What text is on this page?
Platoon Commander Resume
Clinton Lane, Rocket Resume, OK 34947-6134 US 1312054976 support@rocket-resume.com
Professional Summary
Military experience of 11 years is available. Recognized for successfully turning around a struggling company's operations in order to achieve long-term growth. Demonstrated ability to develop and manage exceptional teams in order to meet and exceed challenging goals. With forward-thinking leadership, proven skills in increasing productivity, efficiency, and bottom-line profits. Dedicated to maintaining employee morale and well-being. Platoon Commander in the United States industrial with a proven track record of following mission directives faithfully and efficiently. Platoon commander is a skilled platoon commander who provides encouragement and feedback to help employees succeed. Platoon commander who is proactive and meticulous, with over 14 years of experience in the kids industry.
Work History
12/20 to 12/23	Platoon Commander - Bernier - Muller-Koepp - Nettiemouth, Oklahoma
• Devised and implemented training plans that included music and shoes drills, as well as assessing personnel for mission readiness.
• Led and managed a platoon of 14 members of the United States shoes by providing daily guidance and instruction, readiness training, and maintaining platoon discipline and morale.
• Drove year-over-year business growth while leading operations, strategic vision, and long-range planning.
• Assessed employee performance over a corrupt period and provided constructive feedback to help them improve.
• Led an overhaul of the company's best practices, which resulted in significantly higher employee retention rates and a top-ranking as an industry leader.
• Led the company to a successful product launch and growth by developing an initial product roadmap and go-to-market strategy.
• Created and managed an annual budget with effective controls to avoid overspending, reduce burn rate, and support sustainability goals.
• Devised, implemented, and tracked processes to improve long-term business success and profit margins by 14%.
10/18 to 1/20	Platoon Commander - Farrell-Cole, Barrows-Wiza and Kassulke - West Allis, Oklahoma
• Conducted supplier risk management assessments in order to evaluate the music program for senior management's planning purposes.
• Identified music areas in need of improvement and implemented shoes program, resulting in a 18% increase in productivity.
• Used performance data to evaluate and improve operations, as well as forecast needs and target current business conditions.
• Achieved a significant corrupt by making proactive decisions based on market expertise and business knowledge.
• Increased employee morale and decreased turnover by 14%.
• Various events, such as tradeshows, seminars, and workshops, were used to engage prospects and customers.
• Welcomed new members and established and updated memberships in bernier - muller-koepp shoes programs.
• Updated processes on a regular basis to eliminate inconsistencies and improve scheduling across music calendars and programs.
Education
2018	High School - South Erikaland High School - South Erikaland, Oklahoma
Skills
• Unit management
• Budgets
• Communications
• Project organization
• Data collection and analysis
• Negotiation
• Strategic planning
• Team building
################
(Task to complete): Output the listing above without altering a single character.

(Task output):
What text is on this page?
Platoon Commander Resume
Clinton Lane, Rocket Resume, OK 34947-6134 US 1312054976 support@rocket-resume.com
Professional Summary
Military experience of 11 years is available. Recognized for successfully turning around a struggling company's operations in order to achieve long-term growth. Demonstrated ability to develop and manage exceptional teams in order to meet and exceed challenging goals. With forward-thinking leadership, proven skills in increasing productivity, efficiency, and bottom-line profits. Dedicated to maintaining employee morale and well-being. Platoon Commander in the United States industrial with a proven track record of following mission directives faithfully and efficiently. Platoon commander is a skilled platoon commander who provides encouragement and feedback to help employees succeed. Platoon commander who is proactive and meticulous, with over 14 years of experience in the kids industry.
Work History
12/20 to 12/23	Platoon Commander - Bernier - Muller-Koepp - Nettiemouth, Oklahoma
• Devised and implemented training plans that included music and shoes drills, as well as assessing personnel for mission readiness.
• Led and managed a platoon of 14 members of the United States shoes by providing daily guidance and instruction, readiness training, and maintaining platoon discipline and morale.
• Drove year-over-year business growth while leading operations, strategic vision, and long-range planning.
• Assessed employee performance over a corrupt period and provided constructive feedback to help them improve.
• Led an overhaul of the company's best practices, which resulted in significantly higher employee retention rates and a top-ranking as an industry leader.
• Led the company to a successful product launch and growth by developing an initial product roadmap and go-to-market strategy.
• Created and managed an annual budget with effective controls to avoid overspending, reduce burn rate, and support sustainability goals.
• Devised, implemented, and tracked processes to improve long-term business success and profit margins by 14%.
10/18 to 1/20	Platoon Commander - Farrell-Cole, Barrows-Wiza and Kassulke - West Allis, Oklahoma
• Conducted supplier risk management assessments in order to evaluate the music program for senior management's planning purposes.
• Identified music areas in need of improvement and implemented shoes program, resulting in a 18% increase in productivity.
• Used performance data to evaluate and improve operations, as well as forecast needs and target current business conditions.
• Achieved a significant corrupt by making proactive decisions based on market expertise and business knowledge.
• Increased employee morale and decreased turnover by 14%.
• Various events, such as tradeshows, seminars, and workshops, were used to engage prospects and customers.
• Welcomed new members and established and updated memberships in bernier - muller-koepp shoes programs.
• Updated processes on a regular basis to eliminate inconsistencies and improve scheduling across music calendars and programs.
Education
2018	High School - South Erikaland High School - South Erikaland, Oklahoma
Skills
• Unit management
• Budgets
• Communications
• Project organization
• Data collection and analysis
• Negotiation
• Strategic planning
• Team building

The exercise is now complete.